* Start Supplied data *

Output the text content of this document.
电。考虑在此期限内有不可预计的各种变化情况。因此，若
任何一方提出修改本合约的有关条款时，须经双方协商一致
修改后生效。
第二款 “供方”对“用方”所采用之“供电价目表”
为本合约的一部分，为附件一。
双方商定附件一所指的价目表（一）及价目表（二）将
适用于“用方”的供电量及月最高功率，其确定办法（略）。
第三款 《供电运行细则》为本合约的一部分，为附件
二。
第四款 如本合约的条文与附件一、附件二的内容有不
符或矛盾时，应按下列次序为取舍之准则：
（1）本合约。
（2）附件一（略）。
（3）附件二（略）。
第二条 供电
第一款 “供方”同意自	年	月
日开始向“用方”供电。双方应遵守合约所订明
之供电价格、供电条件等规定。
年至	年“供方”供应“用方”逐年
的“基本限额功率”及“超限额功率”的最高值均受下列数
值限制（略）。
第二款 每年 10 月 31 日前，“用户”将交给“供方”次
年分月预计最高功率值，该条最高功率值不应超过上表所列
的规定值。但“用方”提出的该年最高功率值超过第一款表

* End Supplied data *

* **Work to complete**:
Exactly reproduce every line of the data above.

* **Written solution**:
Output the text content of this document.
电。考虑在此期限内有不可预计的各种变化情况。因此，若
任何一方提出修改本合约的有关条款时，须经双方协商一致
修改后生效。
第二款 “供方”对“用方”所采用之“供电价目表”
为本合约的一部分，为附件一。
双方商定附件一所指的价目表（一）及价目表（二）将
适用于“用方”的供电量及月最高功率，其确定办法（略）。
第三款 《供电运行细则》为本合约的一部分，为附件
二。
第四款 如本合约的条文与附件一、附件二的内容有不
符或矛盾时，应按下列次序为取舍之准则：
（1）本合约。
（2）附件一（略）。
（3）附件二（略）。
第二条 供电
第一款 “供方”同意自	年	月
日开始向“用方”供电。双方应遵守合约所订明
之供电价格、供电条件等规定。
年至	年“供方”供应“用方”逐年
的“基本限额功率”及“超限额功率”的最高值均受下列数
值限制（略）。
第二款 每年 10 月 31 日前，“用户”将交给“供方”次
年分月预计最高功率值，该条最高功率值不应超过上表所列
的规定值。但“用方”提出的该年最高功率值超过第一款表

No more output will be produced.